# Data for the task
┌──
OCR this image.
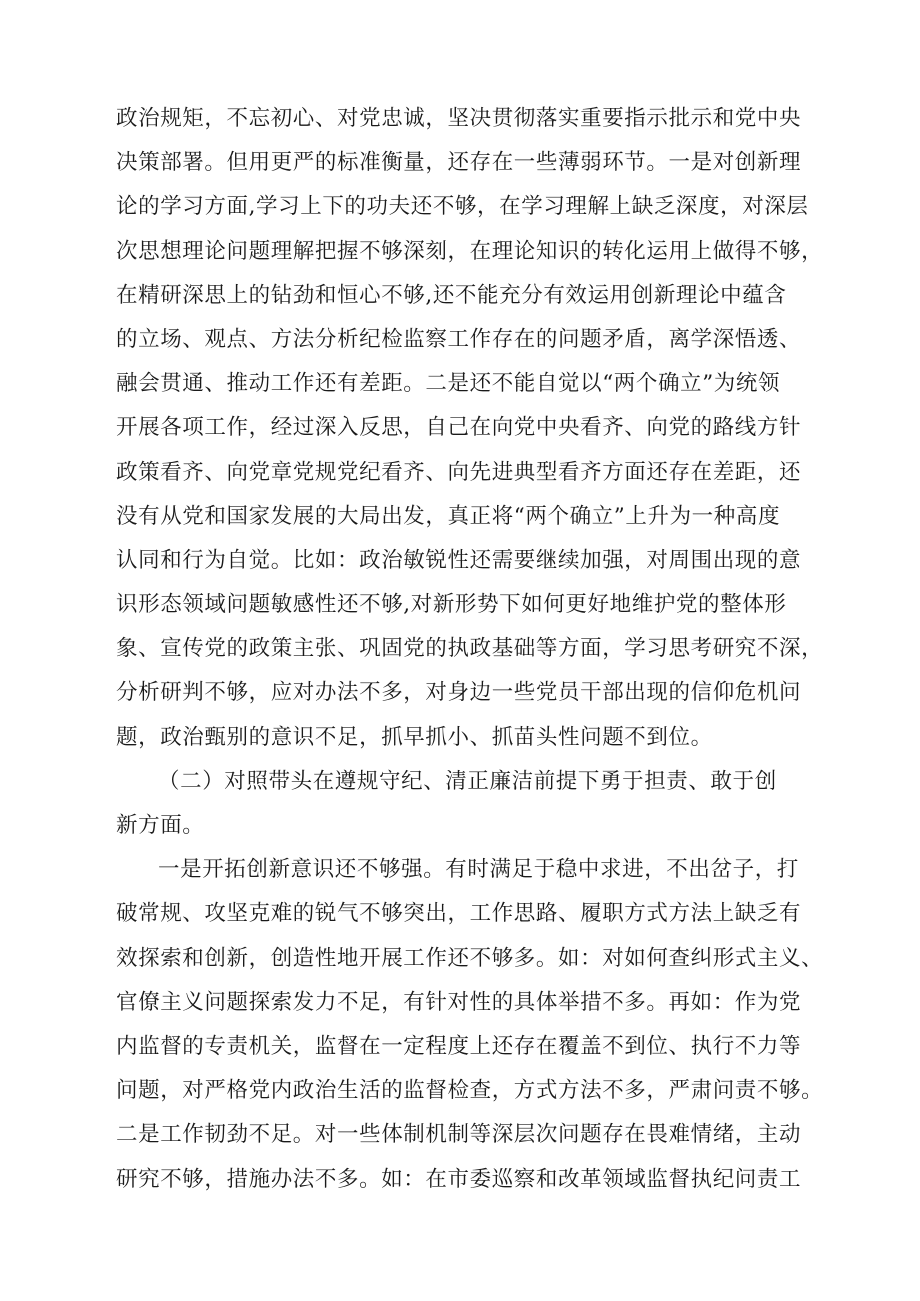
政治规矩，不忘初心、对党忠诚，坚决贯彻落实重要指示批示和党中央
决策部署。但用更严的标准衡量，还存在一些薄弱环节。一是对创新理
论的学习方面,学习上下的功夫还不够，在学习理解上缺乏深度，对深层
次思想理论问题理解把握不够深刻，在理论知识的转化运用上做得不够，
在精研深思上的钻劲和恒心不够,还不能充分有效运用创新理论中蕴含
的立场、观点、方法分析纪检监察工作存在的问题矛盾，离学深悟透、
融会贯通、推动工作还有差距。二是还不能自觉以“两个确立”为统领
开展各项工作，经过深入反思，自己在向党中央看齐、向党的路线方针
政策看齐、向党章党规党纪看齐、向先进典型看齐方面还存在差距，还
没有从党和国家发展的大局出发，真正将“两个确立”上升为一种高度
认同和行为自觉。比如：政治敏锐性还需要继续加强，对周围出现的意
识形态领域问题敏感性还不够,对新形势下如何更好地维护党的整体形
象、宣传党的政策主张、巩固党的执政基础等方面，学习思考研究不深，
分析研判不够，应对办法不多，对身边一些党员干部出现的信仰危机问
题，政治甄别的意识不足，抓早抓小、抓苗头性问题不到位。
（二）对照带头在遵规守纪、清正廉洁前提下勇于担责、敢于创
新方面。
一是开拓创新意识还不够强。有时满足于稳中求进，不出岔子，打
破常规、攻坚克难的锐气不够突出，工作思路、履职方式方法上缺乏有
效探索和创新，创造性地开展工作还不够多。如：对如何查纠形式主义、
官僚主义问题探索发力不足，有针对性的具体举措不多。再如：作为党
内监督的专责机关，监督在一定程度上还存在覆盖不到位、执行不力等
问题，对严格党内政治生活的监督检查，方式方法不多，严肃问责不够。
二是工作韧劲不足。对一些体制机制等深层次问题存在畏难情绪，主动
研究不够，措施办法不多。如：在市委巡察和改革领域监督执纪问责工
└──
# What is needed
Output all of the data exactly as it stands, minus any images.

# In response
OCR this image.
政治规矩，不忘初心、对党忠诚，坚决贯彻落实重要指示批示和党中央
决策部署。但用更严的标准衡量，还存在一些薄弱环节。一是对创新理
论的学习方面,学习上下的功夫还不够，在学习理解上缺乏深度，对深层
次思想理论问题理解把握不够深刻，在理论知识的转化运用上做得不够，
在精研深思上的钻劲和恒心不够,还不能充分有效运用创新理论中蕴含
的立场、观点、方法分析纪检监察工作存在的问题矛盾，离学深悟透、
融会贯通、推动工作还有差距。二是还不能自觉以“两个确立”为统领
开展各项工作，经过深入反思，自己在向党中央看齐、向党的路线方针
政策看齐、向党章党规党纪看齐、向先进典型看齐方面还存在差距，还
没有从党和国家发展的大局出发，真正将“两个确立”上升为一种高度
认同和行为自觉。比如：政治敏锐性还需要继续加强，对周围出现的意
识形态领域问题敏感性还不够,对新形势下如何更好地维护党的整体形
象、宣传党的政策主张、巩固党的执政基础等方面，学习思考研究不深，
分析研判不够，应对办法不多，对身边一些党员干部出现的信仰危机问
题，政治甄别的意识不足，抓早抓小、抓苗头性问题不到位。
（二）对照带头在遵规守纪、清正廉洁前提下勇于担责、敢于创
新方面。
一是开拓创新意识还不够强。有时满足于稳中求进，不出岔子，打
破常规、攻坚克难的锐气不够突出，工作思路、履职方式方法上缺乏有
效探索和创新，创造性地开展工作还不够多。如：对如何查纠形式主义、
官僚主义问题探索发力不足，有针对性的具体举措不多。再如：作为党
内监督的专责机关，监督在一定程度上还存在覆盖不到位、执行不力等
问题，对严格党内政治生活的监督检查，方式方法不多，严肃问责不够。
二是工作韧劲不足。对一些体制机制等深层次问题存在畏难情绪，主动
研究不够，措施办法不多。如：在市委巡察和改革领域监督执纪问责工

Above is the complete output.